» **Objective**:
Return each line of the records holding the string "الجانب".

Data records

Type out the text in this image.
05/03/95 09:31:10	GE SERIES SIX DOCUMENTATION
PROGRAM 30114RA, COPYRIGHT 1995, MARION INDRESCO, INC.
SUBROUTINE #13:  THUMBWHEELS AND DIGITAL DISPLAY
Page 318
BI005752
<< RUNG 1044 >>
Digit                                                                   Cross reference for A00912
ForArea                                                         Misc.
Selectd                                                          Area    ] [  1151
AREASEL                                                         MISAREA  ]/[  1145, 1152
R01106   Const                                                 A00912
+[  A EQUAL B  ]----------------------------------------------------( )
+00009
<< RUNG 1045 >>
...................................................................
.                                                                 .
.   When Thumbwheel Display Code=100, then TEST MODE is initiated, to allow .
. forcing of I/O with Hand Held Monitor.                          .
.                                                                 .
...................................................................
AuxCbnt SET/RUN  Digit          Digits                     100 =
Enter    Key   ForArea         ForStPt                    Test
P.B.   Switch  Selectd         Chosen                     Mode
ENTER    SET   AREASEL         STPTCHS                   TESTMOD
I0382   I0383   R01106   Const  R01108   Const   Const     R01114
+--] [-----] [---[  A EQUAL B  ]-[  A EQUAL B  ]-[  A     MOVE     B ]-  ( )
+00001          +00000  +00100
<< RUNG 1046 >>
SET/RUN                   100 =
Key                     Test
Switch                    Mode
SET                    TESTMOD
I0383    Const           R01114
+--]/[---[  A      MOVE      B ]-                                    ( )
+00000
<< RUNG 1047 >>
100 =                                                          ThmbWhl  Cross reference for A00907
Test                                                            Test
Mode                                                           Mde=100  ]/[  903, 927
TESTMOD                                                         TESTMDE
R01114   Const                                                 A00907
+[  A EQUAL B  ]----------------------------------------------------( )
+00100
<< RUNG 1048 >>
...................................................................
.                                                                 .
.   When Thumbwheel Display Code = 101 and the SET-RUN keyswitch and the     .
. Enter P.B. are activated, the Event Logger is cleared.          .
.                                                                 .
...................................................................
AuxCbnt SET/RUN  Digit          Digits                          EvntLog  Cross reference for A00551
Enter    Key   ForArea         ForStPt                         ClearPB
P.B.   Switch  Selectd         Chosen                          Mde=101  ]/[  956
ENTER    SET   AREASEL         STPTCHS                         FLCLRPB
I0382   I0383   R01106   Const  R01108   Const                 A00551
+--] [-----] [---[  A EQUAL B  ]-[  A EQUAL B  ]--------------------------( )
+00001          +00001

---

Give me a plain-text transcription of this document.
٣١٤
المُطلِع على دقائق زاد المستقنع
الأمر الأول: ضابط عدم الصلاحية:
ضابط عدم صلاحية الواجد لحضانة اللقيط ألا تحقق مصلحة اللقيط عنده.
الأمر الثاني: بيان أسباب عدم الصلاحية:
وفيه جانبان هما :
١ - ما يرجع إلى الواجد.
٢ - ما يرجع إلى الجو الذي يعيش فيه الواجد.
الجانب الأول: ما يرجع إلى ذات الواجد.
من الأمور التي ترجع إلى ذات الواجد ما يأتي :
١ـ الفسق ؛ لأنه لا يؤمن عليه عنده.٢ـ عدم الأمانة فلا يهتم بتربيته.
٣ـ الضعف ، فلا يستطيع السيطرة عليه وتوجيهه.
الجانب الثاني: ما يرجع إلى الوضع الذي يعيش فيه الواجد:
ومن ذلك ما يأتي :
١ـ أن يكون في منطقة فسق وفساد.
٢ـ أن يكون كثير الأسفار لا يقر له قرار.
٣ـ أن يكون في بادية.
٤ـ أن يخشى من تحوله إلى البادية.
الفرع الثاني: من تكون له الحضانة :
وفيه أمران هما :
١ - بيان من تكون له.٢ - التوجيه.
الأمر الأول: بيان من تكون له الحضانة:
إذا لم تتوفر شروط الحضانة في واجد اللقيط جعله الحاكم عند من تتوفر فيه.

» **Answer in full**:
الجانب الأول: ما يرجع إلى ذات الواجد.
الجانب الثاني: ما يرجع إلى الوضع الذي يعيش فيه الواجد:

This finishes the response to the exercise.